Start

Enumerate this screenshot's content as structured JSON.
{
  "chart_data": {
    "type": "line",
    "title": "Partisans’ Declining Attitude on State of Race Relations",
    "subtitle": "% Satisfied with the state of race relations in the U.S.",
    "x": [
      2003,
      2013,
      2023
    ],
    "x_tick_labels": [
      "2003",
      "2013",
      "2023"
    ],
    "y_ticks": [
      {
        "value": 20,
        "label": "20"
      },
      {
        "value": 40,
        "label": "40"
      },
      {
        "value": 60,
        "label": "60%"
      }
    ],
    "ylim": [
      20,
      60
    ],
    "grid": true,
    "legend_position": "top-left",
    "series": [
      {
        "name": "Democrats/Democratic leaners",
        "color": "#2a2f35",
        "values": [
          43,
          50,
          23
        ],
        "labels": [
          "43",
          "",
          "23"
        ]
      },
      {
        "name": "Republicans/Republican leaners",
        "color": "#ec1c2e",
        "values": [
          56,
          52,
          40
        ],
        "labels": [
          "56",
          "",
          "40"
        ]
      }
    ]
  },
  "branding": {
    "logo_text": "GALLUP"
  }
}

End

WRITTEN TASK
Please output every record, keeping each line exact.

WRITTEN ANSWER
Enumerate this screenshot's content as structured JSON.
{
  "chart_data": {
    "type": "line",
    "title": "Partisans’ Declining Attitude on State of Race Relations",
    "subtitle": "% Satisfied with the state of race relations in the U.S.",
    "x": [
      2003,
      2013,
      2023
    ],
    "x_tick_labels": [
      "2003",
      "2013",
      "2023"
    ],
    "y_ticks": [
      {
        "value": 20,
        "label": "20"
      },
      {
        "value": 40,
        "label": "40"
      },
      {
        "value": 60,
        "label": "60%"
      }
    ],
    "ylim": [
      20,
      60
    ],
    "grid": true,
    "legend_position": "top-left",
    "series": [
      {
        "name": "Democrats/Democratic leaners",
        "color": "#2a2f35",
        "values": [
          43,
          50,
          23
        ],
        "labels": [
          "43",
          "",
          "23"
        ]
      },
      {
        "name": "Republicans/Republican leaners",
        "color": "#ec1c2e",
        "values": [
          56,
          52,
          40
        ],
        "labels": [
          "56",
          "",
          "40"
        ]
      }
    ]
  },
  "branding": {
    "logo_text": "GALLUP"
  }
}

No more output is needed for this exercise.